--- BRIEF ---
The entries below should be output exactly as written.

[START DATA IN THIS EXERCISE]

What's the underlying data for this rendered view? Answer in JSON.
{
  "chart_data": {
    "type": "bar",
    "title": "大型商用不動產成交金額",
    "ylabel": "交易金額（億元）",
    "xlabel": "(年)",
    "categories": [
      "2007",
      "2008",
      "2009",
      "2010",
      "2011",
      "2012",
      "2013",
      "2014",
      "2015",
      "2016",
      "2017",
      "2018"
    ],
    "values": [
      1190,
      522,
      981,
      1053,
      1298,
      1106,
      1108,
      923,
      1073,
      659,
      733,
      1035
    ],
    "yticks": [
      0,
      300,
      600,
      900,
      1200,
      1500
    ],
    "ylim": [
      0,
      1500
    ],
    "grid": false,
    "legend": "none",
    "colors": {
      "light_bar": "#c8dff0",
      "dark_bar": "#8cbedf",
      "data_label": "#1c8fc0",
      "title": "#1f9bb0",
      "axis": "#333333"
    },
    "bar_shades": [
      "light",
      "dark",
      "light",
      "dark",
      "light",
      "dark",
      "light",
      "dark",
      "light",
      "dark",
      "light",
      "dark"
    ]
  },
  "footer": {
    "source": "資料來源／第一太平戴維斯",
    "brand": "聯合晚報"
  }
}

[END DATA IN THIS EXERCISE]

--- EXERCISE RESULT ---
What's the underlying data for this rendered view? Answer in JSON.
{
  "chart_data": {
    "type": "bar",
    "title": "大型商用不動產成交金額",
    "ylabel": "交易金額（億元）",
    "xlabel": "(年)",
    "categories": [
      "2007",
      "2008",
      "2009",
      "2010",
      "2011",
      "2012",
      "2013",
      "2014",
      "2015",
      "2016",
      "2017",
      "2018"
    ],
    "values": [
      1190,
      522,
      981,
      1053,
      1298,
      1106,
      1108,
      923,
      1073,
      659,
      733,
      1035
    ],
    "yticks": [
      0,
      300,
      600,
      900,
      1200,
      1500
    ],
    "ylim": [
      0,
      1500
    ],
    "grid": false,
    "legend": "none",
    "colors": {
      "light_bar": "#c8dff0",
      "dark_bar": "#8cbedf",
      "data_label": "#1c8fc0",
      "title": "#1f9bb0",
      "axis": "#333333"
    },
    "bar_shades": [
      "light",
      "dark",
      "light",
      "dark",
      "light",
      "dark",
      "light",
      "dark",
      "light",
      "dark",
      "light",
      "dark"
    ]
  },
  "footer": {
    "source": "資料來源／第一太平戴維斯",
    "brand": "聯合晚報"
  }
}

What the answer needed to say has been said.